§ What you are asked to do: Leave out the pictures and copy each record below exactly.
>> Start
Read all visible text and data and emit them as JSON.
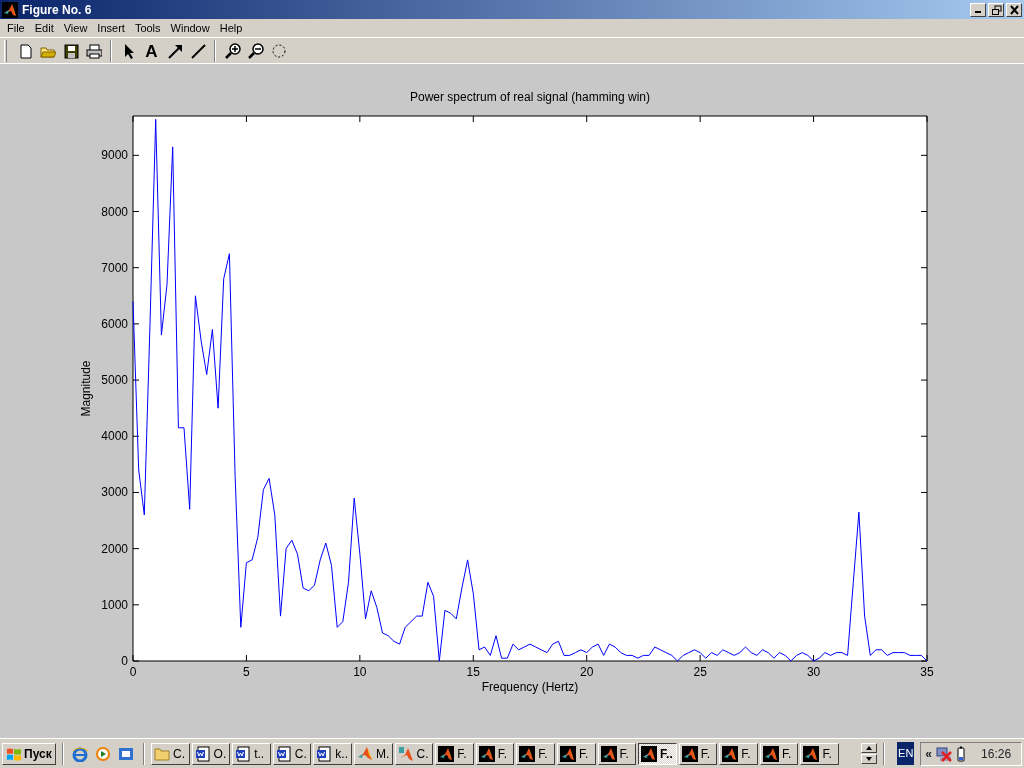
{
  "window": {
    "title": "Figure No. 6"
  },
  "menu": [
    "File",
    "Edit",
    "View",
    "Insert",
    "Tools",
    "Window",
    "Help"
  ],
  "toolbar": [
    {
      "kind": "new"
    },
    {
      "kind": "open"
    },
    {
      "kind": "save"
    },
    {
      "kind": "print"
    },
    {
      "kind": "sep"
    },
    {
      "kind": "pointer"
    },
    {
      "kind": "text",
      "label": "A"
    },
    {
      "kind": "arrow"
    },
    {
      "kind": "line"
    },
    {
      "kind": "sep"
    },
    {
      "kind": "zoom-in"
    },
    {
      "kind": "zoom-out"
    },
    {
      "kind": "rotate"
    }
  ],
  "figure": {
    "chart_data": {
      "type": "line",
      "title": "Power spectrum of real signal (hamming win)",
      "xlabel": "Frequency (Hertz)",
      "ylabel": "Magnitude",
      "xlim": [
        0,
        35
      ],
      "ylim": [
        0,
        9700
      ],
      "xticks": [
        0,
        5,
        10,
        15,
        20,
        25,
        30,
        35
      ],
      "yticks": [
        0,
        1000,
        2000,
        3000,
        4000,
        5000,
        6000,
        7000,
        8000,
        9000
      ],
      "x": [
        0,
        0.25,
        0.5,
        0.75,
        1,
        1.25,
        1.5,
        1.75,
        2,
        2.25,
        2.5,
        2.75,
        3,
        3.25,
        3.5,
        3.75,
        4,
        4.25,
        4.5,
        4.75,
        5,
        5.25,
        5.5,
        5.75,
        6,
        6.25,
        6.5,
        6.75,
        7,
        7.25,
        7.5,
        7.75,
        8,
        8.25,
        8.5,
        8.75,
        9,
        9.25,
        9.5,
        9.75,
        10,
        10.25,
        10.5,
        10.75,
        11,
        11.25,
        11.5,
        11.75,
        12,
        12.25,
        12.5,
        12.75,
        13,
        13.25,
        13.5,
        13.75,
        14,
        14.25,
        14.5,
        14.75,
        15,
        15.25,
        15.5,
        15.75,
        16,
        16.25,
        16.5,
        16.75,
        17,
        17.25,
        17.5,
        17.75,
        18,
        18.25,
        18.5,
        18.75,
        19,
        19.25,
        19.5,
        19.75,
        20,
        20.25,
        20.5,
        20.75,
        21,
        21.25,
        21.5,
        21.75,
        22,
        22.25,
        22.5,
        22.75,
        23,
        23.25,
        23.5,
        23.75,
        24,
        24.25,
        24.5,
        24.75,
        25,
        25.25,
        25.5,
        25.75,
        26,
        26.25,
        26.5,
        26.75,
        27,
        27.25,
        27.5,
        27.75,
        28,
        28.25,
        28.5,
        28.75,
        29,
        29.25,
        29.5,
        29.75,
        30,
        30.25,
        30.5,
        30.75,
        31,
        31.25,
        31.5,
        31.75,
        32,
        32.25,
        32.5,
        32.75,
        33,
        33.25,
        33.5,
        33.75,
        34,
        34.25,
        34.5,
        34.75,
        35
      ],
      "series": [
        {
          "color": "#0000ff",
          "values": [
            6400,
            3400,
            2600,
            6000,
            9640,
            5800,
            6700,
            9150,
            4150,
            4150,
            2700,
            6500,
            5700,
            5100,
            5900,
            4500,
            6800,
            7250,
            3300,
            600,
            1750,
            1800,
            2200,
            3050,
            3250,
            2600,
            800,
            2000,
            2150,
            1900,
            1300,
            1250,
            1350,
            1800,
            2100,
            1700,
            600,
            700,
            1400,
            2900,
            1900,
            750,
            1250,
            950,
            500,
            450,
            350,
            300,
            600,
            700,
            800,
            800,
            1400,
            1150,
            0,
            900,
            850,
            750,
            1300,
            1800,
            1200,
            200,
            250,
            100,
            450,
            50,
            50,
            300,
            200,
            250,
            300,
            250,
            200,
            150,
            300,
            350,
            100,
            100,
            150,
            200,
            150,
            250,
            300,
            100,
            300,
            250,
            150,
            100,
            100,
            50,
            100,
            100,
            250,
            200,
            150,
            100,
            0,
            100,
            150,
            200,
            150,
            50,
            150,
            100,
            200,
            150,
            100,
            150,
            250,
            150,
            100,
            200,
            150,
            50,
            150,
            100,
            0,
            100,
            150,
            100,
            0,
            50,
            150,
            100,
            150,
            150,
            100,
            1400,
            2650,
            800,
            100,
            200,
            200,
            100,
            150,
            150,
            150,
            100,
            100,
            100,
            0
          ]
        }
      ]
    }
  },
  "taskbar": {
    "start": "Пуск",
    "quick_launch": [
      {
        "kind": "browser"
      },
      {
        "kind": "media"
      },
      {
        "kind": "outlook"
      }
    ],
    "tasks": [
      {
        "kind": "folder",
        "label": "C.",
        "selected": false
      },
      {
        "kind": "word",
        "label": "O.",
        "selected": false
      },
      {
        "kind": "word",
        "label": "t..",
        "selected": false
      },
      {
        "kind": "word",
        "label": "C.",
        "selected": false
      },
      {
        "kind": "word",
        "label": "k..",
        "selected": false
      },
      {
        "kind": "matlab",
        "label": "M.",
        "selected": false
      },
      {
        "kind": "matlab-tool",
        "label": "C.",
        "selected": false
      },
      {
        "kind": "figure",
        "label": "F.",
        "selected": false
      },
      {
        "kind": "figure",
        "label": "F.",
        "selected": false
      },
      {
        "kind": "figure",
        "label": "F.",
        "selected": false
      },
      {
        "kind": "figure",
        "label": "F.",
        "selected": false
      },
      {
        "kind": "figure",
        "label": "F.",
        "selected": false
      },
      {
        "kind": "figure",
        "label": "F..",
        "selected": true
      },
      {
        "kind": "figure",
        "label": "F.",
        "selected": false
      },
      {
        "kind": "figure",
        "label": "F.",
        "selected": false
      },
      {
        "kind": "figure",
        "label": "F.",
        "selected": false
      },
      {
        "kind": "figure",
        "label": "F.",
        "selected": false
      }
    ],
    "language": "EN",
    "tray_expand": "«",
    "clock": "16:26"
  }
}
>> End
§ Solved exercise:
Read all visible text and data and emit them as JSON.
{
  "window": {
    "title": "Figure No. 6"
  },
  "menu": [
    "File",
    "Edit",
    "View",
    "Insert",
    "Tools",
    "Window",
    "Help"
  ],
  "toolbar": [
    {
      "kind": "new"
    },
    {
      "kind": "open"
    },
    {
      "kind": "save"
    },
    {
      "kind": "print"
    },
    {
      "kind": "sep"
    },
    {
      "kind": "pointer"
    },
    {
      "kind": "text",
      "label": "A"
    },
    {
      "kind": "arrow"
    },
    {
      "kind": "line"
    },
    {
      "kind": "sep"
    },
    {
      "kind": "zoom-in"
    },
    {
      "kind": "zoom-out"
    },
    {
      "kind": "rotate"
    }
  ],
  "figure": {
    "chart_data": {
      "type": "line",
      "title": "Power spectrum of real signal (hamming win)",
      "xlabel": "Frequency (Hertz)",
      "ylabel": "Magnitude",
      "xlim": [
        0,
        35
      ],
      "ylim": [
        0,
        9700
      ],
      "xticks": [
        0,
        5,
        10,
        15,
        20,
        25,
        30,
        35
      ],
      "yticks": [
        0,
        1000,
        2000,
        3000,
        4000,
        5000,
        6000,
        7000,
        8000,
        9000
      ],
      "x": [
        0,
        0.25,
        0.5,
        0.75,
        1,
        1.25,
        1.5,
        1.75,
        2,
        2.25,
        2.5,
        2.75,
        3,
        3.25,
        3.5,
        3.75,
        4,
        4.25,
        4.5,
        4.75,
        5,
        5.25,
        5.5,
        5.75,
        6,
        6.25,
        6.5,
        6.75,
        7,
        7.25,
        7.5,
        7.75,
        8,
        8.25,
        8.5,
        8.75,
        9,
        9.25,
        9.5,
        9.75,
        10,
        10.25,
        10.5,
        10.75,
        11,
        11.25,
        11.5,
        11.75,
        12,
        12.25,
        12.5,
        12.75,
        13,
        13.25,
        13.5,
        13.75,
        14,
        14.25,
        14.5,
        14.75,
        15,
        15.25,
        15.5,
        15.75,
        16,
        16.25,
        16.5,
        16.75,
        17,
        17.25,
        17.5,
        17.75,
        18,
        18.25,
        18.5,
        18.75,
        19,
        19.25,
        19.5,
        19.75,
        20,
        20.25,
        20.5,
        20.75,
        21,
        21.25,
        21.5,
        21.75,
        22,
        22.25,
        22.5,
        22.75,
        23,
        23.25,
        23.5,
        23.75,
        24,
        24.25,
        24.5,
        24.75,
        25,
        25.25,
        25.5,
        25.75,
        26,
        26.25,
        26.5,
        26.75,
        27,
        27.25,
        27.5,
        27.75,
        28,
        28.25,
        28.5,
        28.75,
        29,
        29.25,
        29.5,
        29.75,
        30,
        30.25,
        30.5,
        30.75,
        31,
        31.25,
        31.5,
        31.75,
        32,
        32.25,
        32.5,
        32.75,
        33,
        33.25,
        33.5,
        33.75,
        34,
        34.25,
        34.5,
        34.75,
        35
      ],
      "series": [
        {
          "color": "#0000ff",
          "values": [
            6400,
            3400,
            2600,
            6000,
            9640,
            5800,
            6700,
            9150,
            4150,
            4150,
            2700,
            6500,
            5700,
            5100,
            5900,
            4500,
            6800,
            7250,
            3300,
            600,
            1750,
            1800,
            2200,
            3050,
            3250,
            2600,
            800,
            2000,
            2150,
            1900,
            1300,
            1250,
            1350,
            1800,
            2100,
            1700,
            600,
            700,
            1400,
            2900,
            1900,
            750,
            1250,
            950,
            500,
            450,
            350,
            300,
            600,
            700,
            800,
            800,
            1400,
            1150,
            0,
            900,
            850,
            750,
            1300,
            1800,
            1200,
            200,
            250,
            100,
            450,
            50,
            50,
            300,
            200,
            250,
            300,
            250,
            200,
            150,
            300,
            350,
            100,
            100,
            150,
            200,
            150,
            250,
            300,
            100,
            300,
            250,
            150,
            100,
            100,
            50,
            100,
            100,
            250,
            200,
            150,
            100,
            0,
            100,
            150,
            200,
            150,
            50,
            150,
            100,
            200,
            150,
            100,
            150,
            250,
            150,
            100,
            200,
            150,
            50,
            150,
            100,
            0,
            100,
            150,
            100,
            0,
            50,
            150,
            100,
            150,
            150,
            100,
            1400,
            2650,
            800,
            100,
            200,
            200,
            100,
            150,
            150,
            150,
            100,
            100,
            100,
            0
          ]
        }
      ]
    }
  },
  "taskbar": {
    "start": "Пуск",
    "quick_launch": [
      {
        "kind": "browser"
      },
      {
        "kind": "media"
      },
      {
        "kind": "outlook"
      }
    ],
    "tasks": [
      {
        "kind": "folder",
        "label": "C.",
        "selected": false
      },
      {
        "kind": "word",
        "label": "O.",
        "selected": false
      },
      {
        "kind": "word",
        "label": "t..",
        "selected": false
      },
      {
        "kind": "word",
        "label": "C.",
        "selected": false
      },
      {
        "kind": "word",
        "label": "k..",
        "selected": false
      },
      {
        "kind": "matlab",
        "label": "M.",
        "selected": false
      },
      {
        "kind": "matlab-tool",
        "label": "C.",
        "selected": false
      },
      {
        "kind": "figure",
        "label": "F.",
        "selected": false
      },
      {
        "kind": "figure",
        "label": "F.",
        "selected": false
      },
      {
        "kind": "figure",
        "label": "F.",
        "selected": false
      },
      {
        "kind": "figure",
        "label": "F.",
        "selected": false
      },
      {
        "kind": "figure",
        "label": "F.",
        "selected": false
      },
      {
        "kind": "figure",
        "label": "F..",
        "selected": true
      },
      {
        "kind": "figure",
        "label": "F.",
        "selected": false
      },
      {
        "kind": "figure",
        "label": "F.",
        "selected": false
      },
      {
        "kind": "figure",
        "label": "F.",
        "selected": false
      },
      {
        "kind": "figure",
        "label": "F.",
        "selected": false
      }
    ],
    "language": "EN",
    "tray_expand": "«",
    "clock": "16:26"
  }
}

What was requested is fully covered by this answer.